WHAT YOU WILL DO: Work through the listing below and count the lines that hold "template". Answer with the number alone.

# start of DATA TO PROCESS

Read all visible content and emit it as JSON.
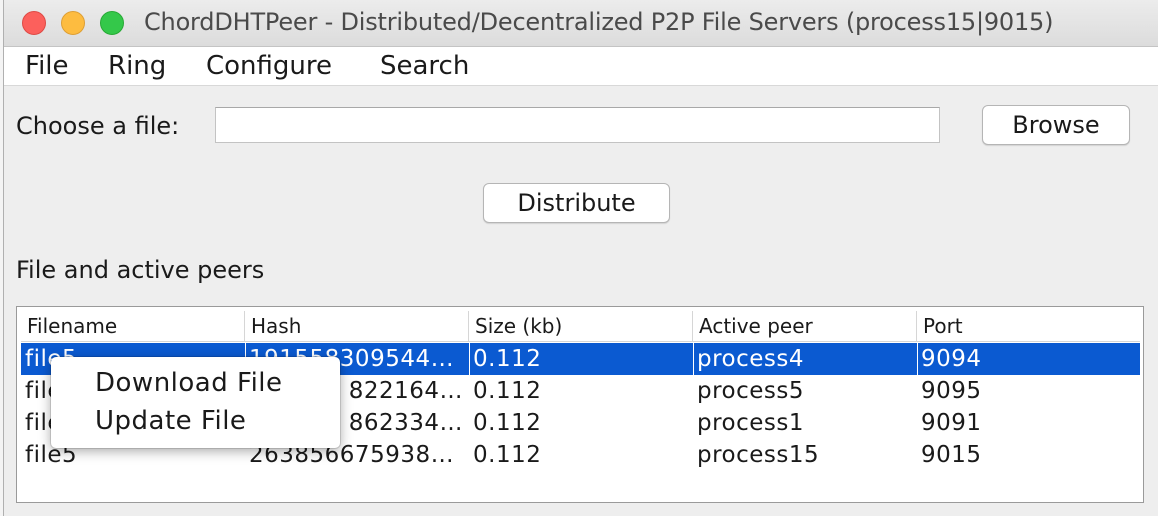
{
  "window": {
    "title": "ChordDHTPeer - Distributed/Decentralized P2P File Servers (process15|9015)"
  },
  "menubar": {
    "items": [
      "File",
      "Ring",
      "Configure",
      "Search"
    ]
  },
  "chooser": {
    "label": "Choose a file:",
    "value": "",
    "browse_label": "Browse"
  },
  "distribute_label": "Distribute",
  "section_label": "File and active peers",
  "table": {
    "columns": [
      "Filename",
      "Hash",
      "Size (kb)",
      "Active peer",
      "Port"
    ],
    "rows": [
      {
        "filename": "file5",
        "hash": "191558309544…",
        "size": "0.112",
        "peer": "process4",
        "port": "9094"
      },
      {
        "filename": "file",
        "hash": "822164…",
        "size": "0.112",
        "peer": "process5",
        "port": "9095"
      },
      {
        "filename": "file",
        "hash": "862334…",
        "size": "0.112",
        "peer": "process1",
        "port": "9091"
      },
      {
        "filename": "file5",
        "hash": "263856675938…",
        "size": "0.112",
        "peer": "process15",
        "port": "9015"
      }
    ],
    "selected_row": 0
  },
  "context_menu": {
    "items": [
      "Download File",
      "Update File"
    ]
  },
  "colors": {
    "selection": "#0b5ad1",
    "close": "#fc605c",
    "minimize": "#fdbc40",
    "maximize": "#34c84a"
  }
}
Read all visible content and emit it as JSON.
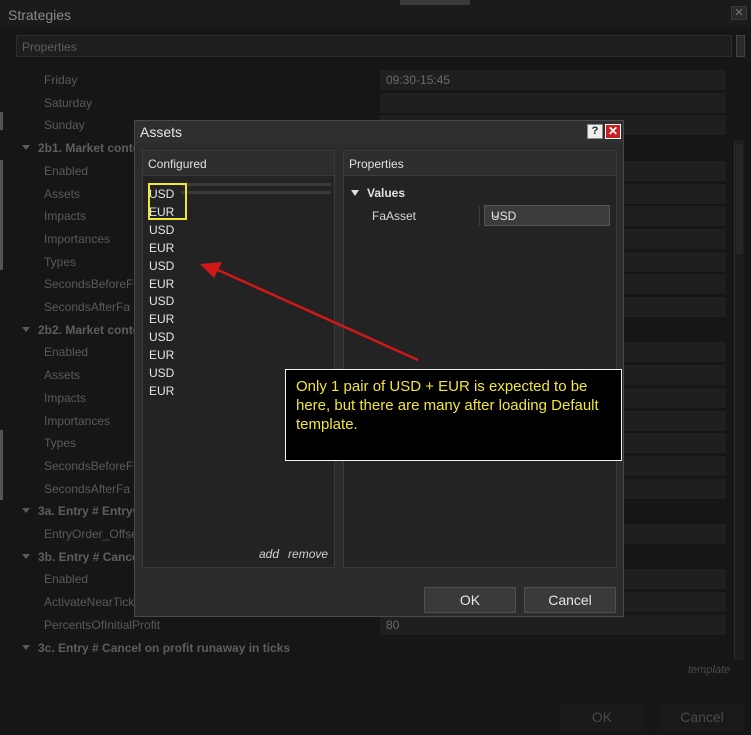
{
  "window": {
    "title": "Strategies",
    "close_glyph": "✕"
  },
  "properties_bar": {
    "label": "Properties"
  },
  "rows": [
    {
      "label": "Friday",
      "value": "09:30-15:45"
    },
    {
      "label": "Saturday",
      "value": ""
    },
    {
      "label": "Sunday",
      "value": ""
    },
    {
      "label": "2b1. Market conte",
      "category": true
    },
    {
      "label": "Enabled",
      "value": ""
    },
    {
      "label": "Assets",
      "value": ""
    },
    {
      "label": "Impacts",
      "value": ""
    },
    {
      "label": "Importances",
      "value": ""
    },
    {
      "label": "Types",
      "value": ""
    },
    {
      "label": "SecondsBeforeFa",
      "value": ""
    },
    {
      "label": "SecondsAfterFa",
      "value": ""
    },
    {
      "label": "2b2. Market conte",
      "category": true
    },
    {
      "label": "Enabled",
      "value": ""
    },
    {
      "label": "Assets",
      "value": ""
    },
    {
      "label": "Impacts",
      "value": ""
    },
    {
      "label": "Importances",
      "value": ""
    },
    {
      "label": "Types",
      "value": ""
    },
    {
      "label": "SecondsBeforeFa",
      "value": ""
    },
    {
      "label": "SecondsAfterFa",
      "value": ""
    },
    {
      "label": "3a. Entry # EntryO",
      "category": true
    },
    {
      "label": "EntryOrder_Offse",
      "value": ""
    },
    {
      "label": "3b. Entry # Cancel",
      "category": true
    },
    {
      "label": "Enabled",
      "value": ""
    },
    {
      "label": "ActivateNearTicks",
      "value": ""
    },
    {
      "label": "PercentsOfInitialProfit",
      "value": "80"
    },
    {
      "label": "3c. Entry # Cancel on profit runaway in ticks",
      "category": true
    }
  ],
  "template_link": "template",
  "outer_buttons": {
    "ok": "OK",
    "cancel": "Cancel"
  },
  "dialog": {
    "title": "Assets",
    "help_glyph": "?",
    "close_glyph": "✕",
    "configured_header": "Configured",
    "properties_header": "Properties",
    "configured_items": [
      "USD",
      "EUR",
      "USD",
      "EUR",
      "USD",
      "EUR",
      "USD",
      "EUR",
      "USD",
      "EUR",
      "USD",
      "EUR"
    ],
    "add_link": "add",
    "remove_link": "remove",
    "values_label": "Values",
    "fa_asset_label": "FaAsset",
    "fa_asset_value": "USD",
    "ok_label": "OK",
    "cancel_label": "Cancel"
  },
  "annotation": {
    "text": "Only 1 pair of USD + EUR is expected to be here, but there are many after loading Default template.",
    "text_color": "#f2e63a",
    "arrow_color": "#d01818",
    "highlight_color": "#f0e830"
  }
}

# end of DATA TO PROCESS

THE COMPLETED TASK: 2